:: Directions ::
Write out the listing exactly as it is given.

[Recorded data]
— start —

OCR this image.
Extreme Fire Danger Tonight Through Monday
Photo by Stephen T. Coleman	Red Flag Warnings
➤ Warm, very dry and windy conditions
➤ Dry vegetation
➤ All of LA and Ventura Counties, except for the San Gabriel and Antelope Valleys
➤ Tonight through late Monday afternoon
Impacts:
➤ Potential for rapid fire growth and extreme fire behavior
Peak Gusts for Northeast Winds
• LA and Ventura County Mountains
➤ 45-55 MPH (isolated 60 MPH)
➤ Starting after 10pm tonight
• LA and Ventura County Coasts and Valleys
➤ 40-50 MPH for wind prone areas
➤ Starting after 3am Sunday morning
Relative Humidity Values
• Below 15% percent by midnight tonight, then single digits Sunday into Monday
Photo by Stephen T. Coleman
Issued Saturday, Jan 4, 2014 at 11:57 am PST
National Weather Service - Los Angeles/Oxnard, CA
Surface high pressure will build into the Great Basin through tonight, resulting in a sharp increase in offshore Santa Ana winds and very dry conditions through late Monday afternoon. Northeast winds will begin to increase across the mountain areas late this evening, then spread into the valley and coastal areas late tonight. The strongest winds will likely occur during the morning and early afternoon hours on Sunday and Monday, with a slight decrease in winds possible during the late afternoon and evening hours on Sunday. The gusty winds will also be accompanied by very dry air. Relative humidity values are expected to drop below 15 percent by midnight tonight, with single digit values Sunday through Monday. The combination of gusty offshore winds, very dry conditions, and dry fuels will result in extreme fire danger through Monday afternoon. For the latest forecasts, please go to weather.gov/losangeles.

— end —

:: Answer to the problem ::
OCR this image.
Extreme Fire Danger Tonight Through Monday
Photo by Stephen T. Coleman	Red Flag Warnings
➤ Warm, very dry and windy conditions
➤ Dry vegetation
➤ All of LA and Ventura Counties, except for the San Gabriel and Antelope Valleys
➤ Tonight through late Monday afternoon
Impacts:
➤ Potential for rapid fire growth and extreme fire behavior
Peak Gusts for Northeast Winds
• LA and Ventura County Mountains
➤ 45-55 MPH (isolated 60 MPH)
➤ Starting after 10pm tonight
• LA and Ventura County Coasts and Valleys
➤ 40-50 MPH for wind prone areas
➤ Starting after 3am Sunday morning
Relative Humidity Values
• Below 15% percent by midnight tonight, then single digits Sunday into Monday
Photo by Stephen T. Coleman
Issued Saturday, Jan 4, 2014 at 11:57 am PST
National Weather Service - Los Angeles/Oxnard, CA
Surface high pressure will build into the Great Basin through tonight, resulting in a sharp increase in offshore Santa Ana winds and very dry conditions through late Monday afternoon. Northeast winds will begin to increase across the mountain areas late this evening, then spread into the valley and coastal areas late tonight. The strongest winds will likely occur during the morning and early afternoon hours on Sunday and Monday, with a slight decrease in winds possible during the late afternoon and evening hours on Sunday. The gusty winds will also be accompanied by very dry air. Relative humidity values are expected to drop below 15 percent by midnight tonight, with single digit values Sunday through Monday. The combination of gusty offshore winds, very dry conditions, and dry fuels will result in extreme fire danger through Monday afternoon. For the latest forecasts, please go to weather.gov/losangeles.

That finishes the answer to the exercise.